[Required task] From the line that contains "Serialize everything readable" through the closing line of the entries, write out each line exactly; pictures stay out.

[Provided material]
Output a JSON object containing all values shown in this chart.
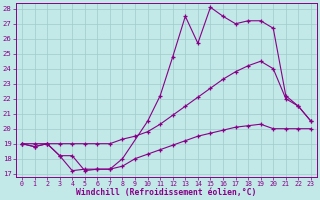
{
  "bg_color": "#c2e8e8",
  "grid_color": "#a0cccc",
  "line_color": "#880088",
  "xlabel": "Windchill (Refroidissement éolien,°C)",
  "xlim_min": -0.5,
  "xlim_max": 23.5,
  "ylim_min": 16.8,
  "ylim_max": 28.4,
  "xticks": [
    0,
    1,
    2,
    3,
    4,
    5,
    6,
    7,
    8,
    9,
    10,
    11,
    12,
    13,
    14,
    15,
    16,
    17,
    18,
    19,
    20,
    21,
    22,
    23
  ],
  "yticks": [
    17,
    18,
    19,
    20,
    21,
    22,
    23,
    24,
    25,
    26,
    27,
    28
  ],
  "line1_x": [
    0,
    1,
    2,
    3,
    4,
    5,
    6,
    7,
    8,
    10,
    11,
    12,
    13,
    14,
    15,
    16,
    17,
    18,
    19,
    20,
    21,
    22,
    23
  ],
  "line1_y": [
    19,
    18.8,
    19,
    18.2,
    18.2,
    17.2,
    17.3,
    17.3,
    18.0,
    20.5,
    22.2,
    24.8,
    27.5,
    25.7,
    28.1,
    27.5,
    27.0,
    27.2,
    27.2,
    26.7,
    22.2,
    21.5,
    20.5
  ],
  "line2_x": [
    0,
    1,
    2,
    3,
    4,
    5,
    6,
    7,
    8,
    9,
    10,
    11,
    12,
    13,
    14,
    15,
    16,
    17,
    18,
    19,
    20,
    21,
    22,
    23
  ],
  "line2_y": [
    19,
    19,
    19,
    19,
    19,
    19,
    19,
    19,
    19.3,
    19.5,
    19.8,
    20.3,
    20.9,
    21.5,
    22.1,
    22.7,
    23.3,
    23.8,
    24.2,
    24.5,
    24.0,
    22.0,
    21.5,
    20.5
  ],
  "line3_x": [
    0,
    1,
    2,
    3,
    4,
    5,
    6,
    7,
    8,
    9,
    10,
    11,
    12,
    13,
    14,
    15,
    16,
    17,
    18,
    19,
    20,
    21,
    22,
    23
  ],
  "line3_y": [
    19,
    18.8,
    19,
    18.2,
    17.2,
    17.3,
    17.3,
    17.3,
    17.5,
    18.0,
    18.3,
    18.6,
    18.9,
    19.2,
    19.5,
    19.7,
    19.9,
    20.1,
    20.2,
    20.3,
    20.0,
    20.0,
    20.0,
    20.0
  ]
}
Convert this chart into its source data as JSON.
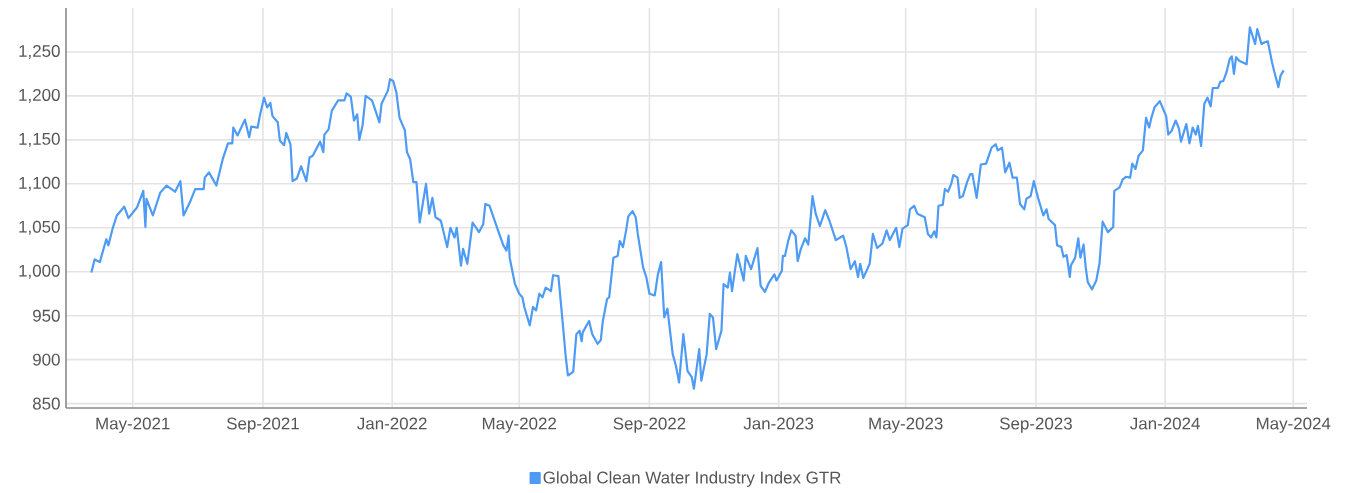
{
  "chart_data": {
    "type": "line",
    "x": [
      "2021-03-23",
      "2021-03-26",
      "2021-03-31",
      "2021-04-06",
      "2021-04-08",
      "2021-04-12",
      "2021-04-16",
      "2021-04-23",
      "2021-04-27",
      "2021-05-05",
      "2021-05-11",
      "2021-05-13",
      "2021-05-14",
      "2021-05-20",
      "2021-05-27",
      "2021-06-02",
      "2021-06-10",
      "2021-06-15",
      "2021-06-18",
      "2021-06-24",
      "2021-06-29",
      "2021-07-07",
      "2021-07-08",
      "2021-07-12",
      "2021-07-19",
      "2021-07-25",
      "2021-07-30",
      "2021-08-03",
      "2021-08-04",
      "2021-08-08",
      "2021-08-15",
      "2021-08-19",
      "2021-08-21",
      "2021-08-27",
      "2021-08-29",
      "2021-09-02",
      "2021-09-05",
      "2021-09-08",
      "2021-09-10",
      "2021-09-15",
      "2021-09-17",
      "2021-09-21",
      "2021-09-23",
      "2021-09-27",
      "2021-09-29",
      "2021-10-03",
      "2021-10-07",
      "2021-10-12",
      "2021-10-15",
      "2021-10-18",
      "2021-10-25",
      "2021-10-28",
      "2021-10-29",
      "2021-11-02",
      "2021-11-05",
      "2021-11-11",
      "2021-11-17",
      "2021-11-19",
      "2021-11-23",
      "2021-11-26",
      "2021-11-29",
      "2021-12-01",
      "2021-12-04",
      "2021-12-07",
      "2021-12-13",
      "2021-12-20",
      "2021-12-22",
      "2021-12-28",
      "2021-12-30",
      "2022-01-02",
      "2022-01-05",
      "2022-01-08",
      "2022-01-13",
      "2022-01-15",
      "2022-01-18",
      "2022-01-21",
      "2022-01-24",
      "2022-01-27",
      "2022-02-02",
      "2022-02-05",
      "2022-02-08",
      "2022-02-11",
      "2022-02-16",
      "2022-02-22",
      "2022-02-25",
      "2022-03-01",
      "2022-03-03",
      "2022-03-07",
      "2022-03-09",
      "2022-03-13",
      "2022-03-18",
      "2022-03-24",
      "2022-03-28",
      "2022-03-30",
      "2022-04-03",
      "2022-04-11",
      "2022-04-16",
      "2022-04-19",
      "2022-04-21",
      "2022-04-22",
      "2022-04-27",
      "2022-05-01",
      "2022-05-04",
      "2022-05-06",
      "2022-05-11",
      "2022-05-14",
      "2022-05-17",
      "2022-05-20",
      "2022-05-23",
      "2022-05-26",
      "2022-05-31",
      "2022-06-02",
      "2022-06-07",
      "2022-06-10",
      "2022-06-14",
      "2022-06-16",
      "2022-06-21",
      "2022-06-24",
      "2022-06-27",
      "2022-06-29",
      "2022-06-30",
      "2022-07-06",
      "2022-07-09",
      "2022-07-14",
      "2022-07-17",
      "2022-07-19",
      "2022-07-23",
      "2022-07-25",
      "2022-07-29",
      "2022-08-02",
      "2022-08-04",
      "2022-08-07",
      "2022-08-10",
      "2022-08-12",
      "2022-08-16",
      "2022-08-19",
      "2022-08-21",
      "2022-08-24",
      "2022-08-26",
      "2022-08-29",
      "2022-09-01",
      "2022-09-06",
      "2022-09-09",
      "2022-09-12",
      "2022-09-15",
      "2022-09-18",
      "2022-09-23",
      "2022-09-26",
      "2022-09-29",
      "2022-10-03",
      "2022-10-07",
      "2022-10-11",
      "2022-10-13",
      "2022-10-18",
      "2022-10-20",
      "2022-10-25",
      "2022-10-28",
      "2022-10-31",
      "2022-11-03",
      "2022-11-08",
      "2022-11-10",
      "2022-11-14",
      "2022-11-16",
      "2022-11-18",
      "2022-11-20",
      "2022-11-23",
      "2022-11-29",
      "2022-12-01",
      "2022-12-06",
      "2022-12-12",
      "2022-12-15",
      "2022-12-19",
      "2022-12-23",
      "2022-12-28",
      "2022-12-30",
      "2023-01-04",
      "2023-01-05",
      "2023-01-07",
      "2023-01-10",
      "2023-01-13",
      "2023-01-17",
      "2023-01-19",
      "2023-01-22",
      "2023-01-26",
      "2023-01-29",
      "2023-02-02",
      "2023-02-05",
      "2023-02-09",
      "2023-02-14",
      "2023-02-18",
      "2023-02-24",
      "2023-03-03",
      "2023-03-06",
      "2023-03-10",
      "2023-03-14",
      "2023-03-17",
      "2023-03-19",
      "2023-03-22",
      "2023-03-28",
      "2023-03-31",
      "2023-04-04",
      "2023-04-09",
      "2023-04-13",
      "2023-04-16",
      "2023-04-22",
      "2023-04-25",
      "2023-04-28",
      "2023-05-03",
      "2023-05-05",
      "2023-05-09",
      "2023-05-12",
      "2023-05-19",
      "2023-05-22",
      "2023-05-25",
      "2023-05-28",
      "2023-05-30",
      "2023-06-01",
      "2023-06-05",
      "2023-06-07",
      "2023-06-10",
      "2023-06-13",
      "2023-06-15",
      "2023-06-19",
      "2023-06-21",
      "2023-06-24",
      "2023-06-28",
      "2023-07-01",
      "2023-07-03",
      "2023-07-07",
      "2023-07-11",
      "2023-07-16",
      "2023-07-21",
      "2023-07-25",
      "2023-07-27",
      "2023-07-31",
      "2023-08-03",
      "2023-08-07",
      "2023-08-10",
      "2023-08-14",
      "2023-08-17",
      "2023-08-21",
      "2023-08-23",
      "2023-08-27",
      "2023-08-30",
      "2023-09-03",
      "2023-09-08",
      "2023-09-11",
      "2023-09-13",
      "2023-09-19",
      "2023-09-21",
      "2023-09-25",
      "2023-09-27",
      "2023-09-30",
      "2023-10-03",
      "2023-10-04",
      "2023-10-08",
      "2023-10-11",
      "2023-10-13",
      "2023-10-16",
      "2023-10-18",
      "2023-10-20",
      "2023-10-24",
      "2023-10-28",
      "2023-10-31",
      "2023-11-03",
      "2023-11-08",
      "2023-11-13",
      "2023-11-14",
      "2023-11-19",
      "2023-11-22",
      "2023-11-25",
      "2023-11-29",
      "2023-12-01",
      "2023-12-04",
      "2023-12-07",
      "2023-12-11",
      "2023-12-14",
      "2023-12-17",
      "2023-12-19",
      "2023-12-22",
      "2023-12-27",
      "2024-01-02",
      "2024-01-04",
      "2024-01-07",
      "2024-01-11",
      "2024-01-14",
      "2024-01-16",
      "2024-01-21",
      "2024-01-24",
      "2024-01-27",
      "2024-01-30",
      "2024-02-01",
      "2024-02-04",
      "2024-02-07",
      "2024-02-10",
      "2024-02-13",
      "2024-02-15",
      "2024-02-20",
      "2024-02-22",
      "2024-02-25",
      "2024-02-28",
      "2024-03-02",
      "2024-03-04",
      "2024-03-06",
      "2024-03-08",
      "2024-03-11",
      "2024-03-18",
      "2024-03-21",
      "2024-03-26",
      "2024-03-28",
      "2024-04-01",
      "2024-04-04",
      "2024-04-07",
      "2024-04-11",
      "2024-04-13",
      "2024-04-17",
      "2024-04-19",
      "2024-04-22"
    ],
    "series": [
      {
        "name": "Global Clean Water Industry Index GTR",
        "color": "#4d9bf5",
        "values": [
          999,
          1014,
          1011,
          1037,
          1030,
          1049,
          1064,
          1074,
          1061,
          1073,
          1092,
          1051,
          1083,
          1064,
          1090,
          1098,
          1091,
          1103,
          1064,
          1079,
          1094,
          1094,
          1107,
          1113,
          1098,
          1128,
          1146,
          1146,
          1164,
          1155,
          1173,
          1153,
          1165,
          1164,
          1177,
          1198,
          1187,
          1192,
          1177,
          1170,
          1149,
          1144,
          1158,
          1145,
          1103,
          1106,
          1120,
          1103,
          1130,
          1132,
          1148,
          1136,
          1156,
          1162,
          1183,
          1195,
          1195,
          1203,
          1199,
          1172,
          1179,
          1150,
          1166,
          1200,
          1195,
          1170,
          1191,
          1206,
          1219,
          1217,
          1204,
          1175,
          1161,
          1136,
          1128,
          1102,
          1102,
          1056,
          1100,
          1066,
          1084,
          1062,
          1058,
          1028,
          1050,
          1039,
          1050,
          1007,
          1026,
          1009,
          1056,
          1045,
          1054,
          1077,
          1075,
          1047,
          1030,
          1024,
          1041,
          1016,
          986,
          975,
          971,
          959,
          939,
          960,
          956,
          975,
          971,
          982,
          978,
          996,
          995,
          956,
          903,
          882,
          886,
          929,
          933,
          921,
          931,
          944,
          929,
          918,
          922,
          944,
          969,
          971,
          1016,
          1018,
          1035,
          1028,
          1047,
          1063,
          1069,
          1062,
          1043,
          1020,
          1005,
          994,
          975,
          973,
          997,
          1011,
          948,
          958,
          906,
          893,
          874,
          929,
          887,
          880,
          867,
          912,
          876,
          906,
          952,
          948,
          912,
          933,
          986,
          982,
          999,
          978,
          995,
          1020,
          990,
          1018,
          1003,
          1027,
          984,
          977,
          988,
          997,
          990,
          1001,
          1018,
          1018,
          1035,
          1047,
          1041,
          1012,
          1026,
          1038,
          1031,
          1086,
          1066,
          1052,
          1070,
          1058,
          1036,
          1041,
          1028,
          1003,
          1012,
          994,
          1009,
          993,
          1009,
          1043,
          1027,
          1032,
          1047,
          1036,
          1050,
          1028,
          1049,
          1053,
          1071,
          1075,
          1066,
          1062,
          1043,
          1039,
          1046,
          1039,
          1075,
          1076,
          1094,
          1091,
          1100,
          1110,
          1107,
          1084,
          1086,
          1102,
          1111,
          1111,
          1084,
          1122,
          1123,
          1141,
          1145,
          1138,
          1141,
          1113,
          1124,
          1107,
          1107,
          1077,
          1071,
          1083,
          1086,
          1103,
          1084,
          1064,
          1071,
          1060,
          1053,
          1030,
          1028,
          1017,
          1019,
          994,
          1007,
          1016,
          1038,
          1016,
          1031,
          1005,
          988,
          980,
          990,
          1009,
          1057,
          1045,
          1051,
          1092,
          1096,
          1105,
          1108,
          1107,
          1123,
          1117,
          1132,
          1138,
          1175,
          1164,
          1175,
          1187,
          1194,
          1177,
          1156,
          1160,
          1172,
          1163,
          1148,
          1168,
          1146,
          1164,
          1156,
          1166,
          1143,
          1191,
          1198,
          1188,
          1209,
          1209,
          1216,
          1217,
          1227,
          1242,
          1245,
          1225,
          1244,
          1240,
          1236,
          1278,
          1259,
          1276,
          1259,
          1261,
          1262,
          1238,
          1228,
          1210,
          1223,
          1229
        ]
      }
    ],
    "xlim": [
      "2021-02-27",
      "2024-05-14"
    ],
    "xticks": [
      {
        "value": "2021-05-01",
        "label": "May-2021"
      },
      {
        "value": "2021-09-01",
        "label": "Sep-2021"
      },
      {
        "value": "2022-01-01",
        "label": "Jan-2022"
      },
      {
        "value": "2022-05-01",
        "label": "May-2022"
      },
      {
        "value": "2022-09-01",
        "label": "Sep-2022"
      },
      {
        "value": "2023-01-01",
        "label": "Jan-2023"
      },
      {
        "value": "2023-05-01",
        "label": "May-2023"
      },
      {
        "value": "2023-09-01",
        "label": "Sep-2023"
      },
      {
        "value": "2024-01-01",
        "label": "Jan-2024"
      },
      {
        "value": "2024-05-01",
        "label": "May-2024"
      }
    ],
    "ylim": [
      845,
      1300
    ],
    "yticks": [
      850,
      900,
      950,
      {
        "value": 1000,
        "label": "1,000"
      },
      {
        "value": 1050,
        "label": "1,050"
      },
      {
        "value": 1100,
        "label": "1,100"
      },
      {
        "value": 1150,
        "label": "1,150"
      },
      {
        "value": 1200,
        "label": "1,200"
      },
      {
        "value": 1250,
        "label": "1,250"
      }
    ],
    "grid": true,
    "legend": "bottom",
    "marker": "none",
    "line_style": "solid"
  }
}
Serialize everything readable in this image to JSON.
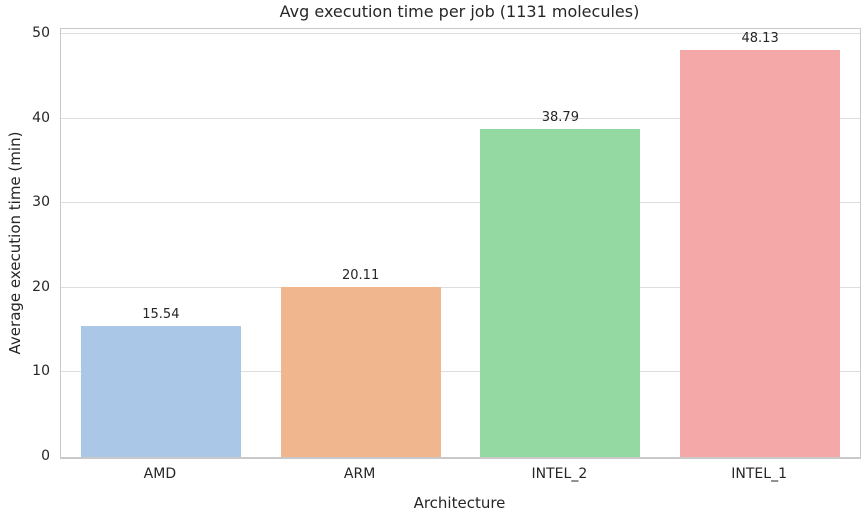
{
  "chart_data": {
    "type": "bar",
    "title": "Avg execution time per job (1131 molecules)",
    "xlabel": "Architecture",
    "ylabel": "Average execution time (min)",
    "categories": [
      "AMD",
      "ARM",
      "INTEL_2",
      "INTEL_1"
    ],
    "values": [
      15.54,
      20.11,
      38.79,
      48.13
    ],
    "value_labels": [
      "15.54",
      "20.11",
      "38.79",
      "48.13"
    ],
    "bar_colors": [
      "#aac7e8",
      "#f0b78e",
      "#94d8a2",
      "#f4a9a8"
    ],
    "ylim": [
      0,
      50
    ],
    "yticks": [
      0,
      10,
      20,
      30,
      40,
      50
    ],
    "grid": "horizontal",
    "legend": "none",
    "bar_width_fraction": 0.8,
    "colors": {
      "background": "#ffffff",
      "gridline": "#dddddd",
      "spine": "#c9c9c9",
      "text": "#262626"
    }
  }
}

[Solution to the problem]
Serialize everything readable in this image to JSON.
{
  "chart_data": {
    "type": "bar",
    "title": "Avg execution time per job (1131 molecules)",
    "xlabel": "Architecture",
    "ylabel": "Average execution time (min)",
    "categories": [
      "AMD",
      "ARM",
      "INTEL_2",
      "INTEL_1"
    ],
    "values": [
      15.54,
      20.11,
      38.79,
      48.13
    ],
    "value_labels": [
      "15.54",
      "20.11",
      "38.79",
      "48.13"
    ],
    "bar_colors": [
      "#aac7e8",
      "#f0b78e",
      "#94d8a2",
      "#f4a9a8"
    ],
    "ylim": [
      0,
      50
    ],
    "yticks": [
      0,
      10,
      20,
      30,
      40,
      50
    ],
    "grid": "horizontal",
    "legend": "none",
    "bar_width_fraction": 0.8,
    "colors": {
      "background": "#ffffff",
      "gridline": "#dddddd",
      "spine": "#c9c9c9",
      "text": "#262626"
    }
  }
}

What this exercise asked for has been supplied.